## STATED TASK
Copy the listing below, substituting "caret-down-icon" for every "chevron-down-icon" and leaving everything else unchanged. Omit the pictures from your copy.

++++++++++++++++++++

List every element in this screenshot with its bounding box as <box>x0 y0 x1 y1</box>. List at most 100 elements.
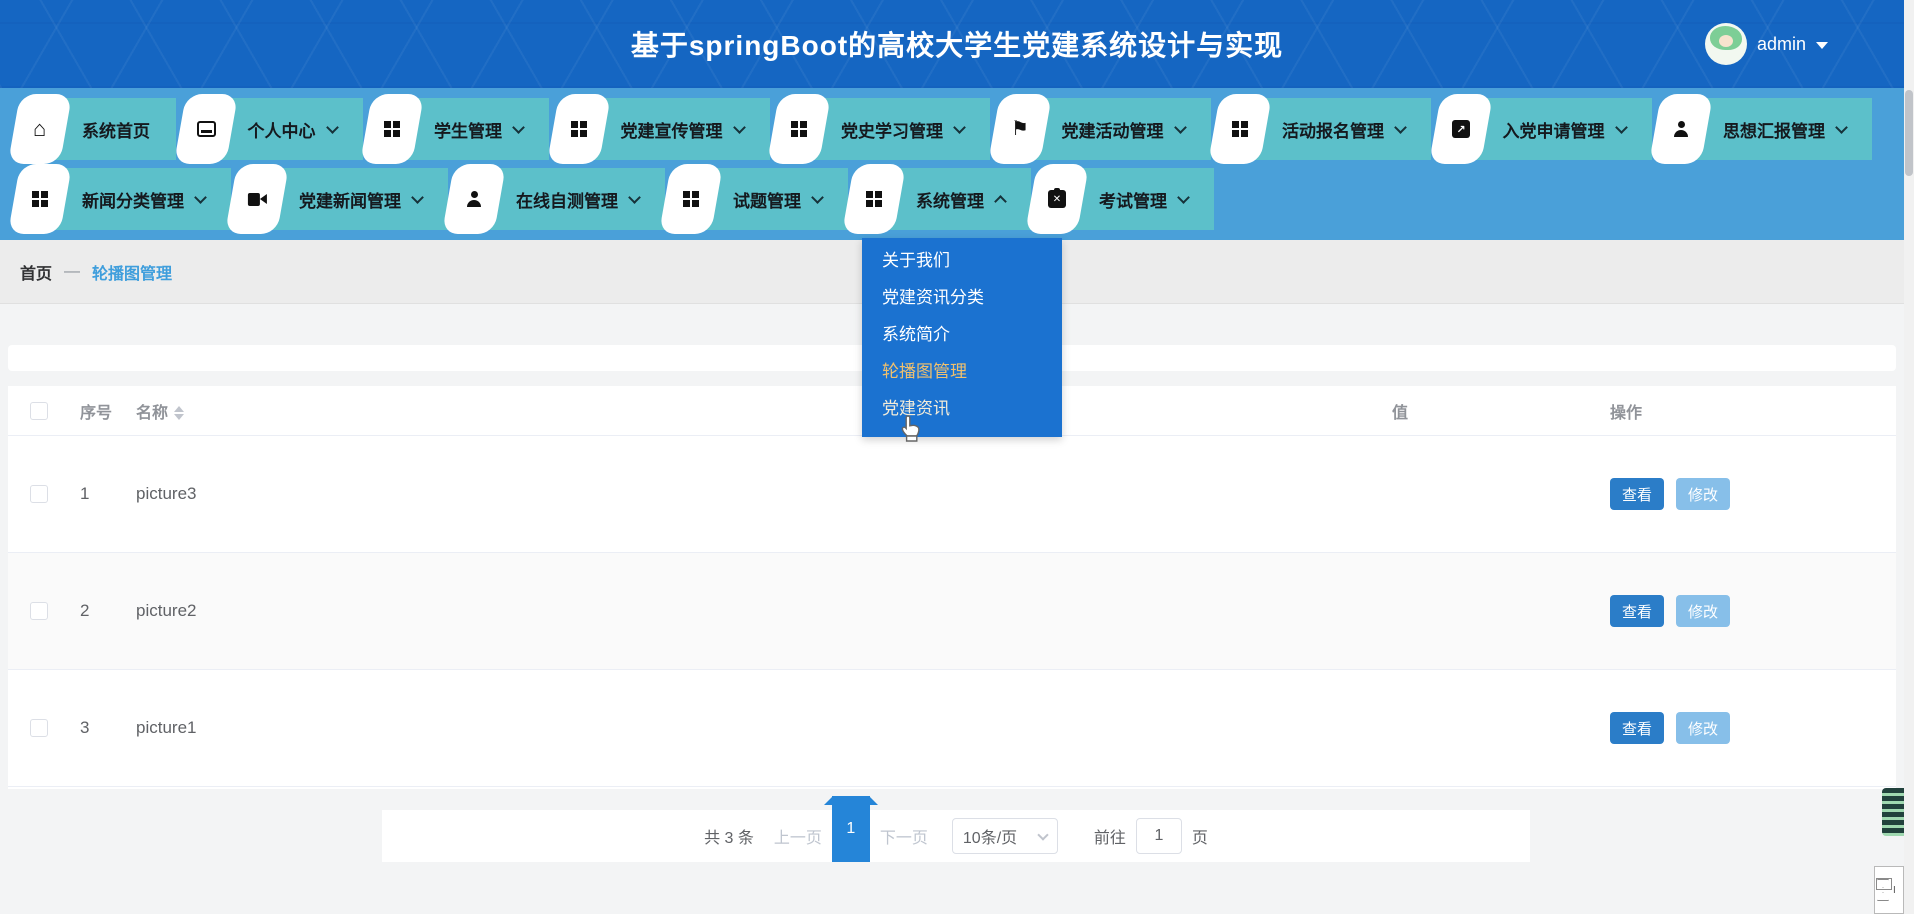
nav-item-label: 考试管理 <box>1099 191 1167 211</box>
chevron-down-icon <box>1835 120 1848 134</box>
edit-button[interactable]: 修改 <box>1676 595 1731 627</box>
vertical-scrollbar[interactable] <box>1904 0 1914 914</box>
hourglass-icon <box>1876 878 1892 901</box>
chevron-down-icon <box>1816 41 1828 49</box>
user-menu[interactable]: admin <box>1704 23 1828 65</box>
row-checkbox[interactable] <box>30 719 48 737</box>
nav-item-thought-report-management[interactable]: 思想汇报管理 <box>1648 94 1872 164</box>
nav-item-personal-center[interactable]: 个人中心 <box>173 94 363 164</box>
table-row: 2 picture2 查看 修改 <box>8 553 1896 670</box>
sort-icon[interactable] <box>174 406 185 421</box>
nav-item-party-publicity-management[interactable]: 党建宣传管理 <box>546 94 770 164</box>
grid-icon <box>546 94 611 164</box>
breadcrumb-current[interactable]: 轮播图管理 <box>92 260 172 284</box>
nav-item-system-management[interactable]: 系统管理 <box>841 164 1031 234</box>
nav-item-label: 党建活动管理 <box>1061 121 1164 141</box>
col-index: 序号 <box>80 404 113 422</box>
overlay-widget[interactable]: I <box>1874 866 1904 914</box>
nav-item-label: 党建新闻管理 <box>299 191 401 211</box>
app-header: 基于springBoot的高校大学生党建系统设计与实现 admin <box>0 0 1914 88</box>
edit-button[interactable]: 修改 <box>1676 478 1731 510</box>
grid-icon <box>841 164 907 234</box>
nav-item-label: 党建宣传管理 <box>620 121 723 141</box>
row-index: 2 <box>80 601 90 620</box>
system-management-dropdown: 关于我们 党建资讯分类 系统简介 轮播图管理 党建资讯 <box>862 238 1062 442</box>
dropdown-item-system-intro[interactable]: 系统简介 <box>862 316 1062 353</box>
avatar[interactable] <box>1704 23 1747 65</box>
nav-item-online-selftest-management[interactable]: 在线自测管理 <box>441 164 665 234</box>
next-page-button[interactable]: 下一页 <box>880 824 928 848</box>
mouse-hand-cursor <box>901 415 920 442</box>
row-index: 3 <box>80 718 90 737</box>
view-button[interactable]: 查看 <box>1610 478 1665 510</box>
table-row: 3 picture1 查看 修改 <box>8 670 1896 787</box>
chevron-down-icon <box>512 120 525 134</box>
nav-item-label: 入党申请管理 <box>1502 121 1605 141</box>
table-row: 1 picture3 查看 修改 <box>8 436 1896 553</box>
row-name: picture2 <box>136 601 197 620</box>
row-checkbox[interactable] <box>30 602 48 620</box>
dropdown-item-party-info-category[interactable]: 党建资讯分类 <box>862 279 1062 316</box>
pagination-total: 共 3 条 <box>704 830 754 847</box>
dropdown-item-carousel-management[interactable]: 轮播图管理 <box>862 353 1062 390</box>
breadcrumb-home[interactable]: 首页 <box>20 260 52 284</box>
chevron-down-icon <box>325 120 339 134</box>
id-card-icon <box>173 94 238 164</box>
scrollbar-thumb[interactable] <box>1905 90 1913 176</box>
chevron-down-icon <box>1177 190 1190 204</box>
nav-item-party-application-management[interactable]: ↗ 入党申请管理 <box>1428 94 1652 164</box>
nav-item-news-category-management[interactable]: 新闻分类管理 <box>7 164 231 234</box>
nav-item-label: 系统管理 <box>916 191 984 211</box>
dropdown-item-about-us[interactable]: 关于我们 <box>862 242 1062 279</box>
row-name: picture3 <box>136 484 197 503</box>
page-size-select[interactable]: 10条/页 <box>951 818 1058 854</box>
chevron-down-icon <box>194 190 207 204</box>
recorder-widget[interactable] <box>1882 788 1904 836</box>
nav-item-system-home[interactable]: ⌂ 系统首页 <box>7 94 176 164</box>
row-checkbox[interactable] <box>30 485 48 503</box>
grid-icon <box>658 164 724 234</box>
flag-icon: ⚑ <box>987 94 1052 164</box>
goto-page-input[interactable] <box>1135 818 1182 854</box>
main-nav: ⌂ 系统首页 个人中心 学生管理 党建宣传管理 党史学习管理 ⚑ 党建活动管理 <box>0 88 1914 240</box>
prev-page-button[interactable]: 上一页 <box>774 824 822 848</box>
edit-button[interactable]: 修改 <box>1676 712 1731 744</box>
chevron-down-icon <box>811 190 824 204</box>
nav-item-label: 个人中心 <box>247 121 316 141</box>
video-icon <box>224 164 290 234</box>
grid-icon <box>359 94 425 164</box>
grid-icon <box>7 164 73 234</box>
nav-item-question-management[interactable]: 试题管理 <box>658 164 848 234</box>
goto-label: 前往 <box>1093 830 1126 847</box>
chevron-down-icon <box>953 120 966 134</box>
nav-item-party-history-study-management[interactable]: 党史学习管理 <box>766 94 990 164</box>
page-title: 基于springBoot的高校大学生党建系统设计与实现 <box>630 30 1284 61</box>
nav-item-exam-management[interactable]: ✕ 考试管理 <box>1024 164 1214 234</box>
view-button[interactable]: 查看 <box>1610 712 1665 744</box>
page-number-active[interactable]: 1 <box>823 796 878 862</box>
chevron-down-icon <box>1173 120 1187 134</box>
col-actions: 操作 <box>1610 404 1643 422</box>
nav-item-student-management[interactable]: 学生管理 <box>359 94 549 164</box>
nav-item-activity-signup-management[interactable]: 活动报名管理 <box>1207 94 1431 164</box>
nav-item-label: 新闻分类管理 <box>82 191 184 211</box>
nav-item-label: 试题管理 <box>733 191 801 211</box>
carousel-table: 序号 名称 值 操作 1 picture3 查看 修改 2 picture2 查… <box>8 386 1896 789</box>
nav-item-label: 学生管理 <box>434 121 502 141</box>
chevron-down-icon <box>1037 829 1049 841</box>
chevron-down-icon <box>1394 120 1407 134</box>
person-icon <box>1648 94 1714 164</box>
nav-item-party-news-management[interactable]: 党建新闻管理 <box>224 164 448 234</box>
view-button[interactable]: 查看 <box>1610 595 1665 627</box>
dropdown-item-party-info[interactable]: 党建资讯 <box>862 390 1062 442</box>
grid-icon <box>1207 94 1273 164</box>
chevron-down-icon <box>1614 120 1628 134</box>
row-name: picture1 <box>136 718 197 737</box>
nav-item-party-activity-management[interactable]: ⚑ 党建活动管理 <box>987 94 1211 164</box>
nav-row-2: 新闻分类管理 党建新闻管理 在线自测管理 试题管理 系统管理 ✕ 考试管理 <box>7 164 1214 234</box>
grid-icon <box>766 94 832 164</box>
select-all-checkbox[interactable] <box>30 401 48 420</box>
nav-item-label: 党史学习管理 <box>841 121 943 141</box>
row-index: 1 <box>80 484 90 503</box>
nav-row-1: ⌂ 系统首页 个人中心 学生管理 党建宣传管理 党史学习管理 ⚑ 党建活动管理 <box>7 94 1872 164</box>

++++++++++++++++++++

## EXERCISE RESPONSE
List every element in this screenshot with its bounding box as <box>x0 y0 x1 y1</box>. List at most 100 elements.
nav-item-label: 考试管理 <box>1099 191 1167 211</box>
caret-down-icon <box>1835 120 1848 134</box>
edit-button[interactable]: 修改 <box>1676 595 1731 627</box>
vertical-scrollbar[interactable] <box>1904 0 1914 914</box>
hourglass-icon <box>1876 878 1892 901</box>
caret-down-icon <box>1816 41 1828 49</box>
user-menu[interactable]: admin <box>1704 23 1828 65</box>
row-checkbox[interactable] <box>30 719 48 737</box>
nav-item-thought-report-management[interactable]: 思想汇报管理 <box>1648 94 1872 164</box>
nav-item-personal-center[interactable]: 个人中心 <box>173 94 363 164</box>
table-row: 2 picture2 查看 修改 <box>8 553 1896 670</box>
sort-icon[interactable] <box>174 406 185 421</box>
nav-item-party-publicity-management[interactable]: 党建宣传管理 <box>546 94 770 164</box>
grid-icon <box>546 94 611 164</box>
breadcrumb-current[interactable]: 轮播图管理 <box>92 260 172 284</box>
nav-item-system-management[interactable]: 系统管理 <box>841 164 1031 234</box>
nav-item-label: 党建活动管理 <box>1061 121 1164 141</box>
col-index: 序号 <box>80 404 113 422</box>
overlay-widget[interactable]: I <box>1874 866 1904 914</box>
nav-item-label: 党建新闻管理 <box>299 191 401 211</box>
app-header: 基于springBoot的高校大学生党建系统设计与实现 admin <box>0 0 1914 88</box>
edit-button[interactable]: 修改 <box>1676 478 1731 510</box>
grid-icon <box>841 164 907 234</box>
nav-item-label: 党建宣传管理 <box>620 121 723 141</box>
row-index: 2 <box>80 601 90 620</box>
system-management-dropdown: 关于我们 党建资讯分类 系统简介 轮播图管理 党建资讯 <box>862 238 1062 442</box>
dropdown-item-system-intro[interactable]: 系统简介 <box>862 316 1062 353</box>
avatar[interactable] <box>1704 23 1747 65</box>
nav-item-online-selftest-management[interactable]: 在线自测管理 <box>441 164 665 234</box>
next-page-button[interactable]: 下一页 <box>880 824 928 848</box>
mouse-hand-cursor <box>901 415 920 442</box>
row-index: 3 <box>80 718 90 737</box>
view-button[interactable]: 查看 <box>1610 478 1665 510</box>
table-row: 3 picture1 查看 修改 <box>8 670 1896 787</box>
caret-down-icon <box>512 120 525 134</box>
nav-item-label: 入党申请管理 <box>1502 121 1605 141</box>
table-row: 1 picture3 查看 修改 <box>8 436 1896 553</box>
row-name: picture2 <box>136 601 197 620</box>
row-checkbox[interactable] <box>30 602 48 620</box>
dropdown-item-party-info-category[interactable]: 党建资讯分类 <box>862 279 1062 316</box>
pagination-total: 共 3 条 <box>704 830 754 847</box>
dropdown-item-carousel-management[interactable]: 轮播图管理 <box>862 353 1062 390</box>
breadcrumb-home[interactable]: 首页 <box>20 260 52 284</box>
caret-down-icon <box>325 120 339 134</box>
id-card-icon <box>173 94 238 164</box>
scrollbar-thumb[interactable] <box>1905 90 1913 176</box>
caret-down-icon <box>1177 190 1190 204</box>
nav-item-party-application-management[interactable]: ↗ 入党申请管理 <box>1428 94 1652 164</box>
nav-item-news-category-management[interactable]: 新闻分类管理 <box>7 164 231 234</box>
nav-item-label: 系统管理 <box>916 191 984 211</box>
dropdown-item-about-us[interactable]: 关于我们 <box>862 242 1062 279</box>
row-name: picture3 <box>136 484 197 503</box>
page-size-select[interactable]: 10条/页 <box>951 818 1058 854</box>
caret-down-icon <box>194 190 207 204</box>
recorder-widget[interactable] <box>1882 788 1904 836</box>
nav-item-system-home[interactable]: ⌂ 系统首页 <box>7 94 176 164</box>
row-checkbox[interactable] <box>30 485 48 503</box>
grid-icon <box>658 164 724 234</box>
flag-icon: ⚑ <box>987 94 1052 164</box>
goto-page-input[interactable] <box>1135 818 1182 854</box>
main-nav: ⌂ 系统首页 个人中心 学生管理 党建宣传管理 党史学习管理 ⚑ 党建活动管理 <box>0 88 1914 240</box>
prev-page-button[interactable]: 上一页 <box>774 824 822 848</box>
edit-button[interactable]: 修改 <box>1676 712 1731 744</box>
caret-down-icon <box>811 190 824 204</box>
nav-item-label: 个人中心 <box>247 121 316 141</box>
video-icon <box>224 164 290 234</box>
grid-icon <box>359 94 425 164</box>
grid-icon <box>7 164 73 234</box>
nav-item-question-management[interactable]: 试题管理 <box>658 164 848 234</box>
goto-label: 前往 <box>1093 830 1126 847</box>
caret-down-icon <box>953 120 966 134</box>
nav-item-party-history-study-management[interactable]: 党史学习管理 <box>766 94 990 164</box>
page-title: 基于springBoot的高校大学生党建系统设计与实现 <box>630 30 1284 61</box>
nav-item-exam-management[interactable]: ✕ 考试管理 <box>1024 164 1214 234</box>
view-button[interactable]: 查看 <box>1610 712 1665 744</box>
page-number-active[interactable]: 1 <box>823 796 878 862</box>
caret-down-icon <box>1173 120 1187 134</box>
col-actions: 操作 <box>1610 404 1643 422</box>
nav-item-student-management[interactable]: 学生管理 <box>359 94 549 164</box>
nav-item-activity-signup-management[interactable]: 活动报名管理 <box>1207 94 1431 164</box>
nav-item-label: 新闻分类管理 <box>82 191 184 211</box>
nav-item-label: 试题管理 <box>733 191 801 211</box>
carousel-table: 序号 名称 值 操作 1 picture3 查看 修改 2 picture2 查… <box>8 386 1896 789</box>
nav-item-label: 学生管理 <box>434 121 502 141</box>
caret-down-icon <box>1037 829 1049 841</box>
caret-down-icon <box>1394 120 1407 134</box>
person-icon <box>1648 94 1714 164</box>
nav-item-party-news-management[interactable]: 党建新闻管理 <box>224 164 448 234</box>
view-button[interactable]: 查看 <box>1610 595 1665 627</box>
dropdown-item-party-info[interactable]: 党建资讯 <box>862 390 1062 442</box>
grid-icon <box>1207 94 1273 164</box>
caret-down-icon <box>1614 120 1628 134</box>
row-name: picture1 <box>136 718 197 737</box>
nav-item-party-activity-management[interactable]: ⚑ 党建活动管理 <box>987 94 1211 164</box>
nav-row-2: 新闻分类管理 党建新闻管理 在线自测管理 试题管理 系统管理 ✕ 考试管理 <box>7 164 1214 234</box>
grid-icon <box>766 94 832 164</box>
select-all-checkbox[interactable] <box>30 401 48 420</box>
nav-item-label: 党史学习管理 <box>841 121 943 141</box>
row-index: 1 <box>80 484 90 503</box>
nav-row-1: ⌂ 系统首页 个人中心 学生管理 党建宣传管理 党史学习管理 ⚑ 党建活动管理 <box>7 94 1872 164</box>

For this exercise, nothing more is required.